Okunacak metin:
*****
27 Mart 2010 Cumartesi

LAOS & VIETNAM VISA PERMIT



Sözlerime nasıl başlayacağımı bilemiyorum. Kalbim kırık, içim buruk, gözlerim dolu… Kendime mi kızsam Vietnam ve Laos’a bu kadar çok gitmek istediğim için, yoksa Türk Vatandaşı olduğum için yediğim 2. Sınıf insan muamelesine mi sinirlensem yoksa bir halttan anlamayan Konsolosluklardan mı çıkartsam hıncımı hiç bilemiyorum. Ama sanırım bir şeyi açıklığa kavuşturmadan rahat edemeyeceğim; Neden giremedik biz bu ülkelere? Bangkok’taki Türk Konsolosluğundan bile daha çok bilgiye sahibiz bu konuda. Onlardan yardım talebinde bulunduğumuz halde bize saçma bir şekilde, “biz de turistlere Türk vizesi vermiyoruz buradan” deyip işin içinden çıkmaya çalışmalarına ise anlam verebilmek mümkün değil. Yahu kardeşim, evrendeki tüm Avrupa, Amerika, Avustralya hatta Afrika Vatandaşları bile bu iki ülkeye de ellerini kollarını sallayarak istedikleri ülkeden vize alabiliyorken, bizim neyimiz eksik? Bu Türki cumhuriyetlere ve bir şekilde bizim ülkelmize de uygulanan garip prosedürün manası nedir? Neden bir bilen yok ve hiç değilse bize bir açıklama getiremiyor veya getr miyor?
*****
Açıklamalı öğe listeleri

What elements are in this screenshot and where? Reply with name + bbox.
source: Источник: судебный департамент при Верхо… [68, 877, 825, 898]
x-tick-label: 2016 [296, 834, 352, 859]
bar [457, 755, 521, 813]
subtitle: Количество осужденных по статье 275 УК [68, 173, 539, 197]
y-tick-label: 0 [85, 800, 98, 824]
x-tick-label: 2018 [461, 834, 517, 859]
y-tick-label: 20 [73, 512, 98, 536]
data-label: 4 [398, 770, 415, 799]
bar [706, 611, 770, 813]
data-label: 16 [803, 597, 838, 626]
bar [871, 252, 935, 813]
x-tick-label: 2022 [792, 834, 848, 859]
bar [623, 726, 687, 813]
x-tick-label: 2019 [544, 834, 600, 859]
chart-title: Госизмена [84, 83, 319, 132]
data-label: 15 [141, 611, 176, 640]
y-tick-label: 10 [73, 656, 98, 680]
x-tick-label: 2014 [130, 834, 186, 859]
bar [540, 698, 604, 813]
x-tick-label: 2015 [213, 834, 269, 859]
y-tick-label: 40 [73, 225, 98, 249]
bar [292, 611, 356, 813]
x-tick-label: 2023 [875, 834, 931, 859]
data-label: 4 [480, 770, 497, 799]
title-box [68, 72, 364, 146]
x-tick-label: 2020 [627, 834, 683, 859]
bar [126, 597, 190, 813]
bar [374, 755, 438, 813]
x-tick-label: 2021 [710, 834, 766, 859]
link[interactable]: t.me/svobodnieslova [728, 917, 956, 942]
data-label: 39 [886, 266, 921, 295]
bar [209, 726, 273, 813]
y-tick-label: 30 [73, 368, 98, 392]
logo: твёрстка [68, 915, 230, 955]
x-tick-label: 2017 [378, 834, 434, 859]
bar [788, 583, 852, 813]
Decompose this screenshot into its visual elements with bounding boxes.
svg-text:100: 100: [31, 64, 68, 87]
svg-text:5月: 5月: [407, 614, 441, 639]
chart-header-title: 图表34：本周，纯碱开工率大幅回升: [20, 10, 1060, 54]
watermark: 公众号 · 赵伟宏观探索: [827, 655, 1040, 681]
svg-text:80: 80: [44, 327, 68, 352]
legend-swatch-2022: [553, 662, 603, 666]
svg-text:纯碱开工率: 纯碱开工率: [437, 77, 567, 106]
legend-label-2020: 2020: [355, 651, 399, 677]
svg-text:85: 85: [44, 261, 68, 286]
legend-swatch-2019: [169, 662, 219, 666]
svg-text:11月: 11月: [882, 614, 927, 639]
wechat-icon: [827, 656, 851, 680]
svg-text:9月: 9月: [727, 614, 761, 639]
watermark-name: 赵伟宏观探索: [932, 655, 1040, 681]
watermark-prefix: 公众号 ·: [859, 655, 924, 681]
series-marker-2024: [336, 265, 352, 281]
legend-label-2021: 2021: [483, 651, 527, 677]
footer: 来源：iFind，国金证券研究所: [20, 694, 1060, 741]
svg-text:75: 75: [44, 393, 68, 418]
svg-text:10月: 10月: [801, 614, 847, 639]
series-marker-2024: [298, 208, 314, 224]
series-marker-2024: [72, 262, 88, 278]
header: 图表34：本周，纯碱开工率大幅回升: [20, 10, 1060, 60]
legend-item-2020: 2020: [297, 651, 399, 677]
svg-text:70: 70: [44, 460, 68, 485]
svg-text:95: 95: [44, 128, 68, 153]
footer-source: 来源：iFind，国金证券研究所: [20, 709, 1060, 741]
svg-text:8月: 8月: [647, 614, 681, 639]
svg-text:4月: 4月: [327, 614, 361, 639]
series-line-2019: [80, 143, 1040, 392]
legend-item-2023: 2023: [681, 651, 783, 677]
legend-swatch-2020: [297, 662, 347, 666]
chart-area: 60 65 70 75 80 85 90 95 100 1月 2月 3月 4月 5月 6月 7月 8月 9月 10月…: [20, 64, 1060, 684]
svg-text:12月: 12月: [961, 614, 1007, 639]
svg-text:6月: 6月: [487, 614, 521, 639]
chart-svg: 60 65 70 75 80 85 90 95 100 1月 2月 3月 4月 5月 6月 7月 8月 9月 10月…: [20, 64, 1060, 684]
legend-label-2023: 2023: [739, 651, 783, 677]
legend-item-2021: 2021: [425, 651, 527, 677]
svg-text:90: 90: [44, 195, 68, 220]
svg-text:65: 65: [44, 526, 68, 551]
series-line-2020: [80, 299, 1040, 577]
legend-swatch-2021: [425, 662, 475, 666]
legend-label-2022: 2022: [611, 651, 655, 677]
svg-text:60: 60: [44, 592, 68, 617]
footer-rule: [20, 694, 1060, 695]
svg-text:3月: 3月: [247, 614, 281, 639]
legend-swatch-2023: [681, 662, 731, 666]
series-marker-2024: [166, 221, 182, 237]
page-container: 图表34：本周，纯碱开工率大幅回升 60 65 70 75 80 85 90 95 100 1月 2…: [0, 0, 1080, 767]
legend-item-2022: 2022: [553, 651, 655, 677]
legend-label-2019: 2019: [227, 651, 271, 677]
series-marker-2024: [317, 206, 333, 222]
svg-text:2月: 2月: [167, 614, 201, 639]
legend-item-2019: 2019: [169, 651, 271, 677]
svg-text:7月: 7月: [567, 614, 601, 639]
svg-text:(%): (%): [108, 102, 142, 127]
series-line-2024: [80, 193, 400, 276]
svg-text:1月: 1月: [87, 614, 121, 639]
*****
Yapılacaklar:
1 > Listenin en başından "bar [457, 755, 521, 813]" ifadesini içeren satıra kadar uzanan bölümü, iki ucu da dahil olmak üzere olduğu gibi geri verin.
2 > Laos ve Vietnam vizesi hakkındaki yazıyı kaldığı yerden devam ettirin.

Sırasıyla yanıtlar:
1 >
What elements are in this screenshot and where? Reply with name + bbox.
source: Источник: судебный департамент при Верхо… [68, 877, 825, 898]
x-tick-label: 2016 [296, 834, 352, 859]
bar [457, 755, 521, 813]

2 >
Yine burada da Türklüğümüz gelip bizi buldu. Yol boyunca belki 1 belki 2 Türk’e rastladık zaten, gezen bir millet değil ki Türkler… Eh bu durumda da pek soracak ve konuyla ilgili yeterli bilgi alacak birileri çıkmadı karşımıza… En çok neye alındım aslında; burada kendi milletini koruyan sürüyle turizm şirketi bulunuyor. Ben yollarda fellik fellik sorumlu ama sorunsuz birini ararken, yolda gözüme çarpan Israilillerin hizmet verdiği kocaman bir şirketine rastladım. Elbette sadece İsrail vatandaşlarının sorunlarını çözmeye programlıydılar, nereden bileceklerdi bizim günlerdir neler çektiğimizi… Ama o an gerçekten bir İsrail vatandaşı olmayı arzuladım yürekten... Elimden tutsunlar, beni bir köşeye oturtup tüm kaygılarımı benden alıp, beni sağ salim bu ülkelere gönderebilsinler istedim. Hüzünlü hüzünlü gözlerinin ta içine baktım ama şimdiye kadar derdimizi anlattığımız hiç kimsenin yardım edemediği gibi onlarda üzgün olduklarını söyleyerek beni yolcu ettiler. En büyük dilemma ise herhangi bir turizm şirketine gidip yardım taleb ettiğimiz de bize “doğrudan Konsolosluğa başvurmanız gerekiyor” derken, konsoloslukların “Arada bir turizm şirketi olmalı kendiniz başvuramazsınız.” diyor olması. Pin pon topu gibi oradan oraya gidip, gereksiz yere zaman ve para harcarken tükettiğimiz nefesimizin ve üzgün kalplerimizin dışında elimizde şuan hiçbir şeyimiz yok.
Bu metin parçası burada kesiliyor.